- **TASK GOAL**: Every line below that holds the string "load" should be copied out.

- **MATERIAL FOR THIS EXERCISE**:
— Start —

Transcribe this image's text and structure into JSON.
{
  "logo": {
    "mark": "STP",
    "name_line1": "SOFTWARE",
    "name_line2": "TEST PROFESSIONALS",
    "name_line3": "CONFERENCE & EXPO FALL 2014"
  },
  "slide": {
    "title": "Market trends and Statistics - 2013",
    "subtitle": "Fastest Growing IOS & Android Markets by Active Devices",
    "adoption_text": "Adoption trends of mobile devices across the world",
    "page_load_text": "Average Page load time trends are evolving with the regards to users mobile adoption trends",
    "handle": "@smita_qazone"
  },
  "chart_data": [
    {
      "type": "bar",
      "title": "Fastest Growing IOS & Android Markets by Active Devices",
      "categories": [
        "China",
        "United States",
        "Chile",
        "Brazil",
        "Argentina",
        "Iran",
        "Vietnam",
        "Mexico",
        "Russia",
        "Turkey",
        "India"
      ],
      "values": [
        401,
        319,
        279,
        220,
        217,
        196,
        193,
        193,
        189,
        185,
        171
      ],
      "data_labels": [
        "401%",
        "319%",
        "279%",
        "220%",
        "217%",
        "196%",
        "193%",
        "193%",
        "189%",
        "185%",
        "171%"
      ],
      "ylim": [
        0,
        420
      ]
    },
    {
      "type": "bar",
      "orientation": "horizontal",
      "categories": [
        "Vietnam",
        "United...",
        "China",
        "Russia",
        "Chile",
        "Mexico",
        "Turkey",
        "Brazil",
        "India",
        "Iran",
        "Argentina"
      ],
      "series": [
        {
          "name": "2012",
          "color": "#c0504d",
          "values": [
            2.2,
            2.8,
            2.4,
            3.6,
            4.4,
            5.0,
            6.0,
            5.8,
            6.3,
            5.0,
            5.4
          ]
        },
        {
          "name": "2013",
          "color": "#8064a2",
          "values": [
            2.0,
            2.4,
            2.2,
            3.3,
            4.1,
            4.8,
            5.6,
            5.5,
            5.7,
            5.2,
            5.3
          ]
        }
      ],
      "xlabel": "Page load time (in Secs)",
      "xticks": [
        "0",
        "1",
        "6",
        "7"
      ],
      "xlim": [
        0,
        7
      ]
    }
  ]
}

— End —
— Start —

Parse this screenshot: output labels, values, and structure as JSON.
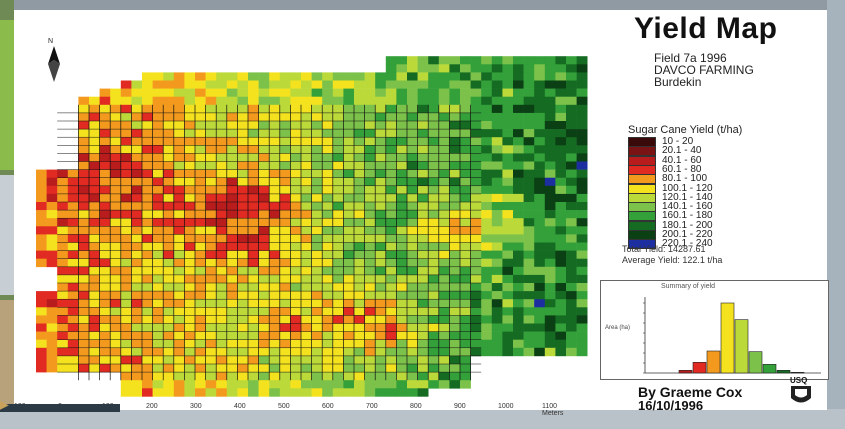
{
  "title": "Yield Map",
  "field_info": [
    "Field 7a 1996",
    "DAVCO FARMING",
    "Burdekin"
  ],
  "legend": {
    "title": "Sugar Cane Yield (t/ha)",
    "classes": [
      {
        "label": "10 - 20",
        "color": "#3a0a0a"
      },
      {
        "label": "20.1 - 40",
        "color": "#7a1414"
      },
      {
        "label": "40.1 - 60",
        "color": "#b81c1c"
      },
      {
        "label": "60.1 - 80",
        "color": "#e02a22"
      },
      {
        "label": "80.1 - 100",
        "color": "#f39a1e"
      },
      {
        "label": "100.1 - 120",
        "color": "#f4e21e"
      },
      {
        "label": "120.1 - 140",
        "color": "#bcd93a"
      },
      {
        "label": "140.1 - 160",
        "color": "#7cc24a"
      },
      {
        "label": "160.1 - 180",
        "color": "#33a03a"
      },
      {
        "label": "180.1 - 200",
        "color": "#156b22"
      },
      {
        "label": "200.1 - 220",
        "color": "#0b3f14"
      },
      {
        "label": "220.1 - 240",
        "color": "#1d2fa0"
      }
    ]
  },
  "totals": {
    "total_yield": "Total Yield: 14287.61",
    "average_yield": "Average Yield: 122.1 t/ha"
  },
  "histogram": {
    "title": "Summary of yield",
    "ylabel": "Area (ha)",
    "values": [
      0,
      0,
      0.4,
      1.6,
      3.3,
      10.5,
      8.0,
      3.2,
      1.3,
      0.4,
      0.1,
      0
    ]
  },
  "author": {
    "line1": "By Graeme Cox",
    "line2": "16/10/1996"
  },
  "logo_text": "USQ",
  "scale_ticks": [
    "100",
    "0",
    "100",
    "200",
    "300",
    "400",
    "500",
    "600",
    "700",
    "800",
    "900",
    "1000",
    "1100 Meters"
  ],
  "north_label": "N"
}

— End —

- **RESULT**:
    "page_load_text": "Average Page load time trends are evolving with the regards to users mobile adoption trends",
      "xlabel": "Page load time (in Secs)",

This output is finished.